課題内容: 本文によると、女子大会はいつ、どこで開催されましたか。

本文:
開始時間 | チーム | 得点 | 前半 | 後半 | 得点 | チーム |
---|---|---|---|---|---|---|
14:00 | クウェート | 29 | 17-12 | 12-11 | 23 | カタール |
16:00 | 韓国 | 30 | 15-12 | 15-13 | 25 | 日本 |
女子大会
[編集]概要
[編集]2007年8月25日から8月28日にかけてアルマトイ(カザフスタン)にて開催された。
1回戦総当たりのリーグ戦を行い、優勝チームがオリンピック出場国、2位・3位のチームが北京オリンピックIHF世界最終予選出場国となる。
出場国
[編集]順位 | 国 | 勝 | 分 | 負 | 得 | 失 | 差 | 勝点 | ||||
---|---|---|---|---|---|---|---|---|---|---|---|---|
1 | カザフスタン | - | ●31-32 | ○28-22 | ○44-14 | 2 | 0 | 1 | 103 | 68 | 35 | 4 |
2 | 韓国 | ○32-31 | - | ●29-30 | ○45-17 | 2 | 0 | 1 | 106 | 78 | 28 | 4 |
3 | 日本 | ●22-28 | ○30-29 | - | ○49-10 | 2 | 0 | 1 | 101 | 67 | 34 | 4 |
4 | カタール | ●14-44 | ●17-45 | ●10-49 | - | 0 | 0 | 3 | 41 | 138 | -97 | 0 |
尚、カザフスタン、韓国、日本は2勝1敗(勝ち点4)で並んだが、3チーム間の試合における得失点差により、上記順位が確定。3チームによる得失点差は、以下の通り。
順位 | 国 | 得 | 失 | 差 | |||
---|---|---|---|---|---|---|---|
1 | カザフスタン | - | ●31-32 | ○28-22 | 59 | 54 | 5 |
2 | 韓国 | ○32-31 | - | ●29-30 | 61 | 61 | 0 |
3 | 日本 | ●22-28 | ○30-29 | - | 52 | 57 | -5 |
※この試合の後、男子の試合結果無効と判断に伴い、女子もアジア予選の再選が行われたが、スポーツ仲裁裁判所の判決により、この結果が有効、再選の試合結果は正式に無効となった。よって、カザフスタンが北京オリンピック出場国、韓国と日本が世界最終予選出場国となった。

学習資料:
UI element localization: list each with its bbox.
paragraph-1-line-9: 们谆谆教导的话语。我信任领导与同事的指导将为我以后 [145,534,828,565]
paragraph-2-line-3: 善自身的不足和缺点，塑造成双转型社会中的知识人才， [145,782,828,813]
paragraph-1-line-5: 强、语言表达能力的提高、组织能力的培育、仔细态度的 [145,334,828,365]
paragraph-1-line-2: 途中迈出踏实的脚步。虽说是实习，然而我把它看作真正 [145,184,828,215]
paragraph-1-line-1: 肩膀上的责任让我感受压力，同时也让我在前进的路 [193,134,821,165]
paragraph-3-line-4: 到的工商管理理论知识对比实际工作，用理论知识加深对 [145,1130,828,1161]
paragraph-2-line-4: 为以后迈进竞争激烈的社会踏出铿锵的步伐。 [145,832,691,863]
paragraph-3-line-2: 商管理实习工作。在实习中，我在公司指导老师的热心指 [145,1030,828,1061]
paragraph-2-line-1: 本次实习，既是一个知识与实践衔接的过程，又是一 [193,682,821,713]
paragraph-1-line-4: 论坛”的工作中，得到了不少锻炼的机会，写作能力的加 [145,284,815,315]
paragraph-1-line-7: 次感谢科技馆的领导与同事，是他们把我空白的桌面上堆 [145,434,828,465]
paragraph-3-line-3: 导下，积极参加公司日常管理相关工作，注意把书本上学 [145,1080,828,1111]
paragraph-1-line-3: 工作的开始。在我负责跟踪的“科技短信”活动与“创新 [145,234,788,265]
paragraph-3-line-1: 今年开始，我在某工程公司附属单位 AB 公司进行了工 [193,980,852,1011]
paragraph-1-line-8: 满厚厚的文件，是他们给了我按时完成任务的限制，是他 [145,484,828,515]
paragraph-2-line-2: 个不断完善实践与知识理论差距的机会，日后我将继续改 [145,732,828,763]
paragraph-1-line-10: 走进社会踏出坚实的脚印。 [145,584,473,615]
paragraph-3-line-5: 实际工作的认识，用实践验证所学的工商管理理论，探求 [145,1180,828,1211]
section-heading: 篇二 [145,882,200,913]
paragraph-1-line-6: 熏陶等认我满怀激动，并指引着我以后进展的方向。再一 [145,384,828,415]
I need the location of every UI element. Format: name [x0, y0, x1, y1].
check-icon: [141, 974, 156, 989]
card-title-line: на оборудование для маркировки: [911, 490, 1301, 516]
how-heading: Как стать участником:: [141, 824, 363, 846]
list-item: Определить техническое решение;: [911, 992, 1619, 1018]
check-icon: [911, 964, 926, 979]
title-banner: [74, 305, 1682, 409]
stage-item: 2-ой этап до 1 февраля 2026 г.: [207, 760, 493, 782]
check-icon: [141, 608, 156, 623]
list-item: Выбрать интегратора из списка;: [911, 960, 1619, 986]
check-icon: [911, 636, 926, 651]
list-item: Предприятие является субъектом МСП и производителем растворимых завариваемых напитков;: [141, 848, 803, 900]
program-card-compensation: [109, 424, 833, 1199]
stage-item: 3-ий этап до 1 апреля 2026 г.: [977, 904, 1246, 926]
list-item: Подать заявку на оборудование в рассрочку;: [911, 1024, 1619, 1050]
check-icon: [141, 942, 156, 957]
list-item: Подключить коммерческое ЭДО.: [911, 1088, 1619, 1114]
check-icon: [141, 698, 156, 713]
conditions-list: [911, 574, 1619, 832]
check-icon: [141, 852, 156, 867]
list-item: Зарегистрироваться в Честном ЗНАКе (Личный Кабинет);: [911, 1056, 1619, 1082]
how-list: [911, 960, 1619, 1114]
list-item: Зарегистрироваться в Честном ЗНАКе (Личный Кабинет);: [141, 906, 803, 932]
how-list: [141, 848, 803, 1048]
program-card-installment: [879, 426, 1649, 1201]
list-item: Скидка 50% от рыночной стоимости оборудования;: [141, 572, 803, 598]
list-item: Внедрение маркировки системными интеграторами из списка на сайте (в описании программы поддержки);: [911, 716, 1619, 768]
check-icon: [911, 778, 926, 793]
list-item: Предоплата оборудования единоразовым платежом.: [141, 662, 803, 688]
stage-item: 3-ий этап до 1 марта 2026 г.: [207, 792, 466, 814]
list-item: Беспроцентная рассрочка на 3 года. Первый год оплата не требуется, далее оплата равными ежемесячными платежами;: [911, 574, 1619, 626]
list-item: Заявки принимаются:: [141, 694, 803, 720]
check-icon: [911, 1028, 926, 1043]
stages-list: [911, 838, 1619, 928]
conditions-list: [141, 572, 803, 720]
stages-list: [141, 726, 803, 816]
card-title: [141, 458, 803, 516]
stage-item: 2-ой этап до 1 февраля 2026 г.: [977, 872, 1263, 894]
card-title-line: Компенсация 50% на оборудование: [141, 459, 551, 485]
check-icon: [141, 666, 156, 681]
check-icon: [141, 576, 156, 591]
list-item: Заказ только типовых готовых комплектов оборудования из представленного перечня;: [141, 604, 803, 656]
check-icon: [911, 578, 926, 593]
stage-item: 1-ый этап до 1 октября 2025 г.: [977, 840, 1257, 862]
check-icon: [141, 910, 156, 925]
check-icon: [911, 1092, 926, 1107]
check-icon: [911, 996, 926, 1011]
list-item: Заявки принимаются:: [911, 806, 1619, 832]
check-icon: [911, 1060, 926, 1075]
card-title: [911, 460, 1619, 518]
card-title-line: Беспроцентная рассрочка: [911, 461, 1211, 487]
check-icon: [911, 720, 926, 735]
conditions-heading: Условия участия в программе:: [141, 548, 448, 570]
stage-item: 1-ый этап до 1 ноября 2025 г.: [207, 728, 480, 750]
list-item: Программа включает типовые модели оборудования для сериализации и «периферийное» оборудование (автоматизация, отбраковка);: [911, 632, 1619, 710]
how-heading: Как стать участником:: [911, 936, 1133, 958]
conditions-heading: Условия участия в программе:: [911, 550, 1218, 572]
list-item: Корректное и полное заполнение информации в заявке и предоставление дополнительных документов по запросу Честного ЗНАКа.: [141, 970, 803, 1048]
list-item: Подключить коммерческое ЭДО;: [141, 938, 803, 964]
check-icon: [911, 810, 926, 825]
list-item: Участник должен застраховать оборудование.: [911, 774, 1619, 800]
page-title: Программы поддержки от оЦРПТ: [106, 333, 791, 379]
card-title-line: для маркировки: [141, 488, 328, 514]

解答例: 2007年8月25日から8月28日にかけて、カザフスタンのアルマトイで開催されました。